Exercise prompt
From the listing below, extract each line containing the string "this".

Dataset records
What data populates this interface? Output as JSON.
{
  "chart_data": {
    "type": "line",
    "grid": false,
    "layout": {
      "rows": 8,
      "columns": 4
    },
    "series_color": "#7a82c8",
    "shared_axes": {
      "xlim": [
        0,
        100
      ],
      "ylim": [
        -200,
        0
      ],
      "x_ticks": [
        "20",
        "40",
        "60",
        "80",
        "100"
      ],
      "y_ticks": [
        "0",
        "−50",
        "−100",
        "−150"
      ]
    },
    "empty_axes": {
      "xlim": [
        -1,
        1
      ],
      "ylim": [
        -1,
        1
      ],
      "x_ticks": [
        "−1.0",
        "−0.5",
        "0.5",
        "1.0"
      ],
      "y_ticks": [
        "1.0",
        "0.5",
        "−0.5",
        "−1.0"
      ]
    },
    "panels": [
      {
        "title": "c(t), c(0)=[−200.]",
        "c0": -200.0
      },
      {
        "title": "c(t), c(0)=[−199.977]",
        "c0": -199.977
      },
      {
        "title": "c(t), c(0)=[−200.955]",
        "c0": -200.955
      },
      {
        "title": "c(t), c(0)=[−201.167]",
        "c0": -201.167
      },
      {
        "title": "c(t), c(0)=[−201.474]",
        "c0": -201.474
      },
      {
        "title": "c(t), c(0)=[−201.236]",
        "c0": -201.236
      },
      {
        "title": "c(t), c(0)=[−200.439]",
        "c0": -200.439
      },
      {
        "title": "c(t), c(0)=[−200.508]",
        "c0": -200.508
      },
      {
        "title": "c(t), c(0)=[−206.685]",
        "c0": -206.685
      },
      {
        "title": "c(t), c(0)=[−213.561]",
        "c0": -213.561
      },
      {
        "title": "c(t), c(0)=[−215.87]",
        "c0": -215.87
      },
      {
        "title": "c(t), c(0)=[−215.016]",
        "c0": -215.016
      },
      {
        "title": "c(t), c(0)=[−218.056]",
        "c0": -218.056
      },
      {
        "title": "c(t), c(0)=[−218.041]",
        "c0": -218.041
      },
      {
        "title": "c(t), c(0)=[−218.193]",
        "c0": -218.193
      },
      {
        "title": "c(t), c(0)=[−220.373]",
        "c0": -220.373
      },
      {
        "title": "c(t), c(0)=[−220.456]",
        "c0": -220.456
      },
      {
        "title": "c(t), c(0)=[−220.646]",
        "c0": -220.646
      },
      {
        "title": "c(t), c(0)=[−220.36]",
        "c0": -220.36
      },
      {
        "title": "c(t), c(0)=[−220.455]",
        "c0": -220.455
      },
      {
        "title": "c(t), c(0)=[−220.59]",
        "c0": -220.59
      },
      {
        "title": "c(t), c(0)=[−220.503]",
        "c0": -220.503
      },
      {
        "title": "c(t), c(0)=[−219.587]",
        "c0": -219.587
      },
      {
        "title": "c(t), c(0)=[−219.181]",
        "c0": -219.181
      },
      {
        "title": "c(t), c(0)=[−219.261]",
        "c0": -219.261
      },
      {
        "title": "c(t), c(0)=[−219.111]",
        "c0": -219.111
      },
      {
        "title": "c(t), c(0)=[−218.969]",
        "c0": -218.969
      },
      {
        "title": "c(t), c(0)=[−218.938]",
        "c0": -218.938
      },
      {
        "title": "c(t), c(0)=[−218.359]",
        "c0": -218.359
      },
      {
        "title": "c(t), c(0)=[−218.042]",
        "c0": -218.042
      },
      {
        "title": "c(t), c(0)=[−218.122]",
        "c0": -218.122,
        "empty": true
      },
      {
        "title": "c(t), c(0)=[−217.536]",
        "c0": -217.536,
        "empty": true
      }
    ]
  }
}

* * *

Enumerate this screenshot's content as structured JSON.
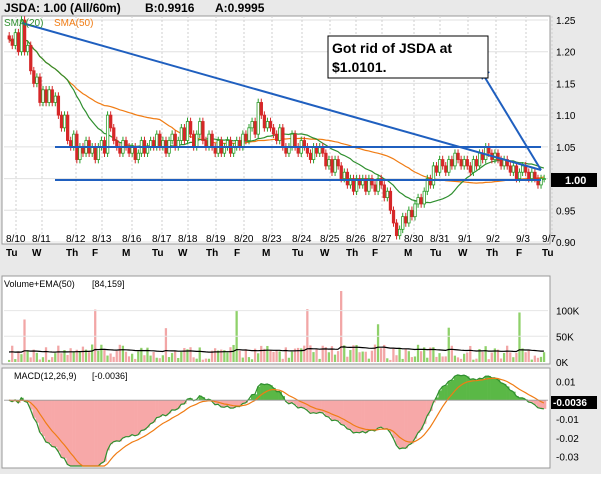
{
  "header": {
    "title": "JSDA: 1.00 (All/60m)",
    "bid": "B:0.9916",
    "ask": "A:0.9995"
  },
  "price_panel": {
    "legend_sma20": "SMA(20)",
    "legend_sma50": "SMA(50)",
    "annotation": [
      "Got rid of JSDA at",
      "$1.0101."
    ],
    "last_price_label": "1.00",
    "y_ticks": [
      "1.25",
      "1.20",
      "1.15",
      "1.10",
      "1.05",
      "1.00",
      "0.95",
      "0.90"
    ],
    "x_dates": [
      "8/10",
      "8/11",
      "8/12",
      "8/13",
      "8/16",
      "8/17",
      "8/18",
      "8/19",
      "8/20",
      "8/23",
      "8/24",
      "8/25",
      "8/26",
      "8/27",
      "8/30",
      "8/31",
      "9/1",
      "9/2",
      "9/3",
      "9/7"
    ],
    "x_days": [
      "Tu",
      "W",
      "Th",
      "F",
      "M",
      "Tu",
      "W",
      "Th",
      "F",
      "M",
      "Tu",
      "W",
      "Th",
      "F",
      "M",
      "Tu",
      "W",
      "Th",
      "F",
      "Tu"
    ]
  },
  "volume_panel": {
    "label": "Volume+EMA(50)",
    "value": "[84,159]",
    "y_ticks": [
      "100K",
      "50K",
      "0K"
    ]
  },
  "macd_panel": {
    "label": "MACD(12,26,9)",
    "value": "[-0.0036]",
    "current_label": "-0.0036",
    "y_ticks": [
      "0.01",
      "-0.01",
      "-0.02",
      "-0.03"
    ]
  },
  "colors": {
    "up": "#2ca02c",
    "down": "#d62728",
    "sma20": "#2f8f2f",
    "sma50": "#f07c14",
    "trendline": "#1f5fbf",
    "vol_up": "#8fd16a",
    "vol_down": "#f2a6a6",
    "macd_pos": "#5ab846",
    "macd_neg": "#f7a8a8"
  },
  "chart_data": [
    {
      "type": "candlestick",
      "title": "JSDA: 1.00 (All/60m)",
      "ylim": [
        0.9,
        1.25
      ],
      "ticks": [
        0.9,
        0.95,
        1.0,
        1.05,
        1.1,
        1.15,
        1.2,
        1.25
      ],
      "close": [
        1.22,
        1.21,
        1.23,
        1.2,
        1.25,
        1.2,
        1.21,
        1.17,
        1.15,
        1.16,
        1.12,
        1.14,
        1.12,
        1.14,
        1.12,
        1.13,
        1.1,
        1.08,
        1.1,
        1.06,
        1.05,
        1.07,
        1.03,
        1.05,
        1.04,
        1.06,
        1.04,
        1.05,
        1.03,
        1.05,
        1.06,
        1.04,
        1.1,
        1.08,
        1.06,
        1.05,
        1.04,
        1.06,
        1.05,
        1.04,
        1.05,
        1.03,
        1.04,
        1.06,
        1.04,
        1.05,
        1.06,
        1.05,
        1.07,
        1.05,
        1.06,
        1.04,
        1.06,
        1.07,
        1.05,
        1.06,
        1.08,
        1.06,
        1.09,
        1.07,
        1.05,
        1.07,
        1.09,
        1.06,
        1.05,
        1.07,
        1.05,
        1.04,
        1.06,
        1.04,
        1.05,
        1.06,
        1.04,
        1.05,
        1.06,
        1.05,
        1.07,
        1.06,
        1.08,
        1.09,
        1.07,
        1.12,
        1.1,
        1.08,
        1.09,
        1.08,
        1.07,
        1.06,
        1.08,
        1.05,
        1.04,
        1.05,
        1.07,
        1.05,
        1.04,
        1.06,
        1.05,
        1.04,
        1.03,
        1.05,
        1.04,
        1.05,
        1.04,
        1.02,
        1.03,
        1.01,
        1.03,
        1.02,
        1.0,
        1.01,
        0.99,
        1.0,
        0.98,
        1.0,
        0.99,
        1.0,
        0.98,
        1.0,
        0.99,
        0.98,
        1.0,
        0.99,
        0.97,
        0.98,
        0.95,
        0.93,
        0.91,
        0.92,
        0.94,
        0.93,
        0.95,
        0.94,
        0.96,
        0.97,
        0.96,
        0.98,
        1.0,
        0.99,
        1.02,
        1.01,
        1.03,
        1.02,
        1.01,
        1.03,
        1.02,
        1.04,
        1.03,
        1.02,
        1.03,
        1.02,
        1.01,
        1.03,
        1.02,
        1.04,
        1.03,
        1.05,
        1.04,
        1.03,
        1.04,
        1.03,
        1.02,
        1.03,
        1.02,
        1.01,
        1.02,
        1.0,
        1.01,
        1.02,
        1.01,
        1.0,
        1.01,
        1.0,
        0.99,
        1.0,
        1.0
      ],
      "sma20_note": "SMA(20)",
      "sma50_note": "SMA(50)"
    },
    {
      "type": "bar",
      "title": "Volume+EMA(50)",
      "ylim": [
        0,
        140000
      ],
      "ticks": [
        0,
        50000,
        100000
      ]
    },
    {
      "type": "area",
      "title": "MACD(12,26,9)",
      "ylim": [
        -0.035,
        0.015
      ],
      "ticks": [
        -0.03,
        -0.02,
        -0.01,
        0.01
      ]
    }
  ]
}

Full output
What data populates this interface? Output as JSON.
Enumerate this screenshot's content as structured JSON.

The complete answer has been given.